» **Problem requirements**:
Identify the lines bearing the string "JSON" and gather them.
____ Available records
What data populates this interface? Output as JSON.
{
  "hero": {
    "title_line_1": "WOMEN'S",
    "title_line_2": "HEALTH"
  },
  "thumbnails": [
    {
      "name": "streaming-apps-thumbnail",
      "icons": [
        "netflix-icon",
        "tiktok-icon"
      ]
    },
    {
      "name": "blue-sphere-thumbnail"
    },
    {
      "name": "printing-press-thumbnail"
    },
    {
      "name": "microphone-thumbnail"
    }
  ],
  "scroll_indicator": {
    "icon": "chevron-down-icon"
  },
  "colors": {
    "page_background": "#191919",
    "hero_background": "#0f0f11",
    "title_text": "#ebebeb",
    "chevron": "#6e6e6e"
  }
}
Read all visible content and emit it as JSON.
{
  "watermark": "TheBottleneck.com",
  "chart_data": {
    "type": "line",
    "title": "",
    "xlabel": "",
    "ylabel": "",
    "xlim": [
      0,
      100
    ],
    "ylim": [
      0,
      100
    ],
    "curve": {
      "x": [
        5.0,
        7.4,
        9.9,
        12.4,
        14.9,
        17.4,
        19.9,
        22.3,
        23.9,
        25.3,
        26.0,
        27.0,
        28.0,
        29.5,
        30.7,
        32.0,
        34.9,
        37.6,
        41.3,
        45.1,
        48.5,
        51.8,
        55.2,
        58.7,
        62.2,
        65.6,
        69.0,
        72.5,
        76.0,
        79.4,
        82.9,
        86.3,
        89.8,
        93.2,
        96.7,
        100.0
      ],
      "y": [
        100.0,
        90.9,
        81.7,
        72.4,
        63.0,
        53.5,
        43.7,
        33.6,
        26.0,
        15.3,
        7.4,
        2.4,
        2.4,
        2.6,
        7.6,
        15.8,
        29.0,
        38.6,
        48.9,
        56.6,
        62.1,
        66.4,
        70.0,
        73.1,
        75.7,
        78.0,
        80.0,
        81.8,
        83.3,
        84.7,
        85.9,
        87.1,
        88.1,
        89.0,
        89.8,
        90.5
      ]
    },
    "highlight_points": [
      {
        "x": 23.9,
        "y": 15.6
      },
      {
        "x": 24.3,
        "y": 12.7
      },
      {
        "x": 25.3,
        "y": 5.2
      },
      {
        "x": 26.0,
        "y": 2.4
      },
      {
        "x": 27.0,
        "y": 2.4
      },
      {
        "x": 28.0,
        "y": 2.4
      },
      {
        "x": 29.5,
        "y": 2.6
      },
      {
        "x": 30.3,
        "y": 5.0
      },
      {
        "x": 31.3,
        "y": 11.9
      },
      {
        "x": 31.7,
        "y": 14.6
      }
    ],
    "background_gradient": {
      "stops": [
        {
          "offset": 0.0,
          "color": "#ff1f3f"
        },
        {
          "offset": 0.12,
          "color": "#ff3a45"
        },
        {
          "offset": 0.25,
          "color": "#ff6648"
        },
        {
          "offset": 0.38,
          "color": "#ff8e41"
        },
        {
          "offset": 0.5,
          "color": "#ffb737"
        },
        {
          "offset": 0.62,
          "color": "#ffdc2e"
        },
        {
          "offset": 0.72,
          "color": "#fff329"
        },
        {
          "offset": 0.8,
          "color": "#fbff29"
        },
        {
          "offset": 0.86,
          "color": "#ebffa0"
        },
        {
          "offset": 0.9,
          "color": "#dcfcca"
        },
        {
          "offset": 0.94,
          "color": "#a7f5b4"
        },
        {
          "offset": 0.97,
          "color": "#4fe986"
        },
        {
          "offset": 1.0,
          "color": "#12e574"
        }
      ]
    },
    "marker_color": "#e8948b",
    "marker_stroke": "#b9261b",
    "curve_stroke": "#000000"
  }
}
________
» **Written answer**:
What data populates this interface? Output as JSON.
Read all visible content and emit it as JSON.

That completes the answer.